Request »
Reproduce all the material exactly, minus any pictures it holds.

* Start Stored records *

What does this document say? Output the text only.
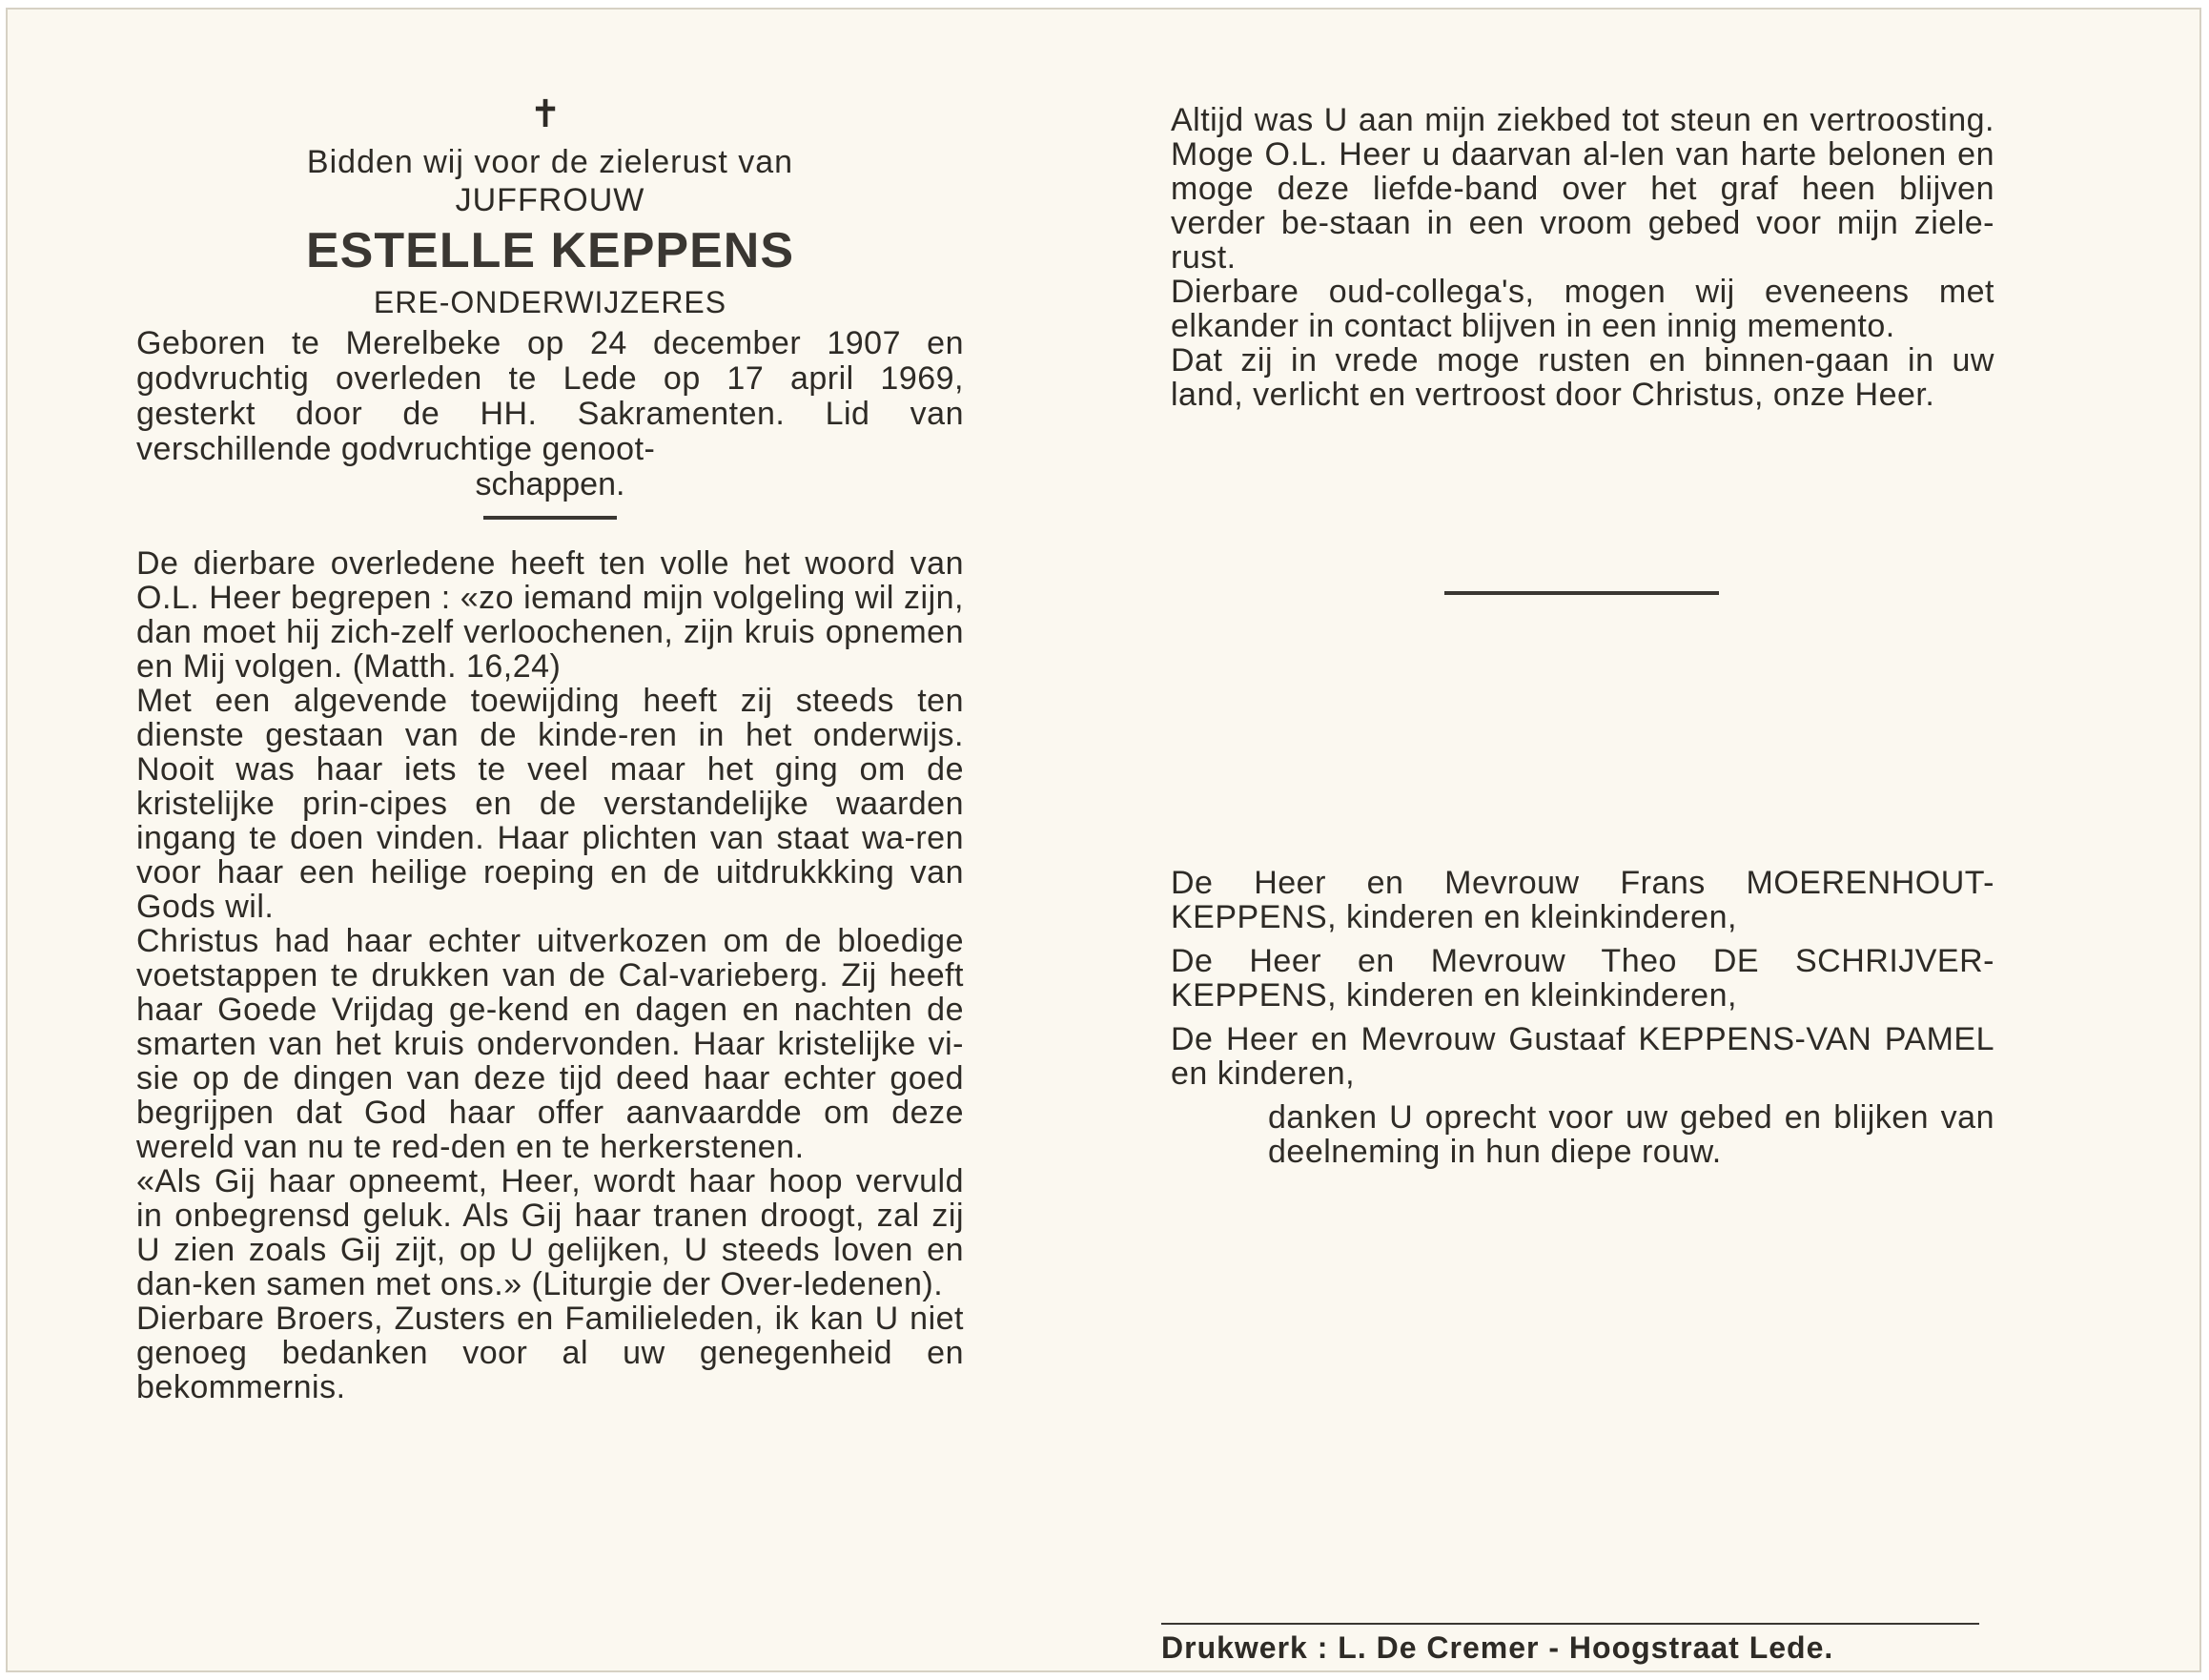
✝
Bidden wij voor de zielerust van
JUFFROUW
ESTELLE KEPPENS
ERE-ONDERWIJZERES

Geboren te Merelbeke op 24 december 1907 en godvruchtig overleden te Lede op 17 april 1969, gesterkt door de HH. Sakramenten. Lid van verschillende godvruchtige genoot-

schappen.

De dierbare overledene heeft ten volle het woord van O.L. Heer begrepen : «zo iemand mijn volgeling wil zijn, dan moet hij zich-zelf verloochenen, zijn kruis opnemen en Mij volgen. (Matth. 16,24)

Met een algevende toewijding heeft zij steeds ten dienste gestaan van de kinde-ren in het onderwijs. Nooit was haar iets te veel maar het ging om de kristelijke prin-cipes en de verstandelijke waarden ingang te doen vinden. Haar plichten van staat wa-ren voor haar een heilige roeping en de uitdrukkking van Gods wil.

Christus had haar echter uitverkozen om de bloedige voetstappen te drukken van de Cal-varieberg. Zij heeft haar Goede Vrijdag ge-kend en dagen en nachten de smarten van het kruis ondervonden. Haar kristelijke vi-sie op de dingen van deze tijd deed haar echter goed begrijpen dat God haar offer aanvaardde om deze wereld van nu te red-den en te herkerstenen.

«Als Gij haar opneemt, Heer, wordt haar hoop vervuld in onbegrensd geluk. Als Gij haar tranen droogt, zal zij U zien zoals Gij zijt, op U gelijken, U steeds loven en dan-ken samen met ons.» (Liturgie der Over-ledenen).

Dierbare Broers, Zusters en Familieleden, ik kan U niet genoeg bedanken voor al uw genegenheid en bekommernis.

Altijd was U aan mijn ziekbed tot steun en vertroosting. Moge O.L. Heer u daarvan al-len van harte belonen en moge deze liefde-band over het graf heen blijven verder be-staan in een vroom gebed voor mijn ziele-rust.

Dierbare oud-collega's, mogen wij eveneens met elkander in contact blijven in een innig memento.

Dat zij in vrede moge rusten en binnen-gaan in uw land, verlicht en vertroost door Christus, onze Heer.

De Heer en Mevrouw Frans MOERENHOUT-KEPPENS, kinderen en kleinkinderen,

De Heer en Mevrouw Theo DE SCHRIJVER-KEPPENS, kinderen en kleinkinderen,

De Heer en Mevrouw Gustaaf KEPPENS-VAN PAMEL en kinderen,

danken U oprecht voor uw gebed en blijken van deelneming in hun diepe rouw.

Drukwerk : L. De Cremer - Hoogstraat Lede.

* End Stored records *

Exercise response »
What does this document say? Output the text only.
✝
Bidden wij voor de zielerust van
JUFFROUW
ESTELLE KEPPENS
ERE-ONDERWIJZERES

Geboren te Merelbeke op 24 december 1907 en godvruchtig overleden te Lede op 17 april 1969, gesterkt door de HH. Sakramenten. Lid van verschillende godvruchtige genoot-

schappen.

De dierbare overledene heeft ten volle het woord van O.L. Heer begrepen : «zo iemand mijn volgeling wil zijn, dan moet hij zich-zelf verloochenen, zijn kruis opnemen en Mij volgen. (Matth. 16,24)

Met een algevende toewijding heeft zij steeds ten dienste gestaan van de kinde-ren in het onderwijs. Nooit was haar iets te veel maar het ging om de kristelijke prin-cipes en de verstandelijke waarden ingang te doen vinden. Haar plichten van staat wa-ren voor haar een heilige roeping en de uitdrukkking van Gods wil.

Christus had haar echter uitverkozen om de bloedige voetstappen te drukken van de Cal-varieberg. Zij heeft haar Goede Vrijdag ge-kend en dagen en nachten de smarten van het kruis ondervonden. Haar kristelijke vi-sie op de dingen van deze tijd deed haar echter goed begrijpen dat God haar offer aanvaardde om deze wereld van nu te red-den en te herkerstenen.

«Als Gij haar opneemt, Heer, wordt haar hoop vervuld in onbegrensd geluk. Als Gij haar tranen droogt, zal zij U zien zoals Gij zijt, op U gelijken, U steeds loven en dan-ken samen met ons.» (Liturgie der Over-ledenen).

Dierbare Broers, Zusters en Familieleden, ik kan U niet genoeg bedanken voor al uw genegenheid en bekommernis.

Altijd was U aan mijn ziekbed tot steun en vertroosting. Moge O.L. Heer u daarvan al-len van harte belonen en moge deze liefde-band over het graf heen blijven verder be-staan in een vroom gebed voor mijn ziele-rust.

Dierbare oud-collega's, mogen wij eveneens met elkander in contact blijven in een innig memento.

Dat zij in vrede moge rusten en binnen-gaan in uw land, verlicht en vertroost door Christus, onze Heer.

De Heer en Mevrouw Frans MOERENHOUT-KEPPENS, kinderen en kleinkinderen,

De Heer en Mevrouw Theo DE SCHRIJVER-KEPPENS, kinderen en kleinkinderen,

De Heer en Mevrouw Gustaaf KEPPENS-VAN PAMEL en kinderen,

danken U oprecht voor uw gebed en blijken van deelneming in hun diepe rouw.

Drukwerk : L. De Cremer - Hoogstraat Lede.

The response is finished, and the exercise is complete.